Instructions to follow
Extract every line that contains the string "West".

Material provided

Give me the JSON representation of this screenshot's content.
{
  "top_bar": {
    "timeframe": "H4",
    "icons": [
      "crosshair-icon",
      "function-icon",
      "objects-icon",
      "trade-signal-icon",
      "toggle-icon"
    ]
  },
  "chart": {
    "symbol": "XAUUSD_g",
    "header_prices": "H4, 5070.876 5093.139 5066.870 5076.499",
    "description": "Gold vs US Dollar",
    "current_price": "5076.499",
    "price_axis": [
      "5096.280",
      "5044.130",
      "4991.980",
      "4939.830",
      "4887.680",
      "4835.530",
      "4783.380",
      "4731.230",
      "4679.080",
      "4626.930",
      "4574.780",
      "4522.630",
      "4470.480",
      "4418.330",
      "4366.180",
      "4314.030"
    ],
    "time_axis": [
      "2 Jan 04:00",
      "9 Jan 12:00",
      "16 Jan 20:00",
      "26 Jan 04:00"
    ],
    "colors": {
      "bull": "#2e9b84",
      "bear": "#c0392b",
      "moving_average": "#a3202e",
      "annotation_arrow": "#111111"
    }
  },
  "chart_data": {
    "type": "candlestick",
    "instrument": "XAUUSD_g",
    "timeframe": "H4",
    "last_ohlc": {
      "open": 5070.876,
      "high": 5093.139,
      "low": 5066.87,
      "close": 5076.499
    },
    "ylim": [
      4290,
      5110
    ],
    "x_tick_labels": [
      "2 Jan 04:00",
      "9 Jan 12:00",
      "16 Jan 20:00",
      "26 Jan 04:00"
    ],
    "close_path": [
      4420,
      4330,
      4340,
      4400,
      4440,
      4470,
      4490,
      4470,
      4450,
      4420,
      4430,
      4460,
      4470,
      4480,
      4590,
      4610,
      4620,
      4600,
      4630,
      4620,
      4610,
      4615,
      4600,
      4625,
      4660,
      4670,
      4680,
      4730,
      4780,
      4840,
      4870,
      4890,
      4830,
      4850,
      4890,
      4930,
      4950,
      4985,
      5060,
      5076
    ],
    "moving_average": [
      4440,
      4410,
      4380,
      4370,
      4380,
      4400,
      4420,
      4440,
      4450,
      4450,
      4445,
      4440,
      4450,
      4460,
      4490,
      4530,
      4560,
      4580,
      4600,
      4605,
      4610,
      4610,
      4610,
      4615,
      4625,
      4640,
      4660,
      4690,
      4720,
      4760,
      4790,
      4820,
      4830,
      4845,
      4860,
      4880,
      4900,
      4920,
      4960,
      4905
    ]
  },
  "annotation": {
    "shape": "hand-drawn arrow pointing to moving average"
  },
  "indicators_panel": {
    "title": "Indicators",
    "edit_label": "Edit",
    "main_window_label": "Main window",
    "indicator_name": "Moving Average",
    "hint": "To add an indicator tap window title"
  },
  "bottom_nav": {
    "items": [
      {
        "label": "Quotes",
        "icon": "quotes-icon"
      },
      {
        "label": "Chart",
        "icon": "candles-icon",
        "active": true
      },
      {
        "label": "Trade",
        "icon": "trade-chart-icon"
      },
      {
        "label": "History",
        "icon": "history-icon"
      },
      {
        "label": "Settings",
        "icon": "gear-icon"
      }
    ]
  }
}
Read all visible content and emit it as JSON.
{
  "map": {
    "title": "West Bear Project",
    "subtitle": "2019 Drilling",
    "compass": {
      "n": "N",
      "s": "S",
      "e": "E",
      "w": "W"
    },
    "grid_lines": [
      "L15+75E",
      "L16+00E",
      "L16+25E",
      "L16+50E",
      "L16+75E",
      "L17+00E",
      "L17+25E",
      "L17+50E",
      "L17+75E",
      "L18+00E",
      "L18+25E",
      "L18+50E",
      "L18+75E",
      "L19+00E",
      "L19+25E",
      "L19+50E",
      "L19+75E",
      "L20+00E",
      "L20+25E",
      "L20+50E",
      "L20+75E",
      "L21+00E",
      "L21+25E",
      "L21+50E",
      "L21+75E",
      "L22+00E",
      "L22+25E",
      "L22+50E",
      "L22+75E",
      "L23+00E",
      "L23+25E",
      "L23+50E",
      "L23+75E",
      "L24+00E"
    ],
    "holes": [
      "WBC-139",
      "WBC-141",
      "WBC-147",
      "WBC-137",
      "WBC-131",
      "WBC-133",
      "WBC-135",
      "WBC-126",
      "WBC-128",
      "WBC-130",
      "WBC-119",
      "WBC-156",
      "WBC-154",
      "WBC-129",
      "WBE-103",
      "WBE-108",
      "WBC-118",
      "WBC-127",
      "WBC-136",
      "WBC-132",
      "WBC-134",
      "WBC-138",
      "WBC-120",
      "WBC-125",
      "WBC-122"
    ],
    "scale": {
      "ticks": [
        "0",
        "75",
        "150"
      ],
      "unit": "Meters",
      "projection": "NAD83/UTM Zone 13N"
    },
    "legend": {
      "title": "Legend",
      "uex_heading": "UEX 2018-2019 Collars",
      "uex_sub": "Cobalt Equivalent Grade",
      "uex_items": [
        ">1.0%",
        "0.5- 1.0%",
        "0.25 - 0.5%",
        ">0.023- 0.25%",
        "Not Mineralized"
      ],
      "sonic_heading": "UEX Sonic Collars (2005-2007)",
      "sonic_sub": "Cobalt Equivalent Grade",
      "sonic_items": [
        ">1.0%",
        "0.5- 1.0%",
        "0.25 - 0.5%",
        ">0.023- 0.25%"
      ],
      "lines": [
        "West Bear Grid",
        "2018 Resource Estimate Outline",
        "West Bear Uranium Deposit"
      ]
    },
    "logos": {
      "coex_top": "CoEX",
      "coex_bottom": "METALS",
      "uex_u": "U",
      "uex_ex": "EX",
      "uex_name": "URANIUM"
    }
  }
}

Solution for this task
    "title": "West Bear Project",
        "West Bear Grid",
        "West Bear Uranium Deposit"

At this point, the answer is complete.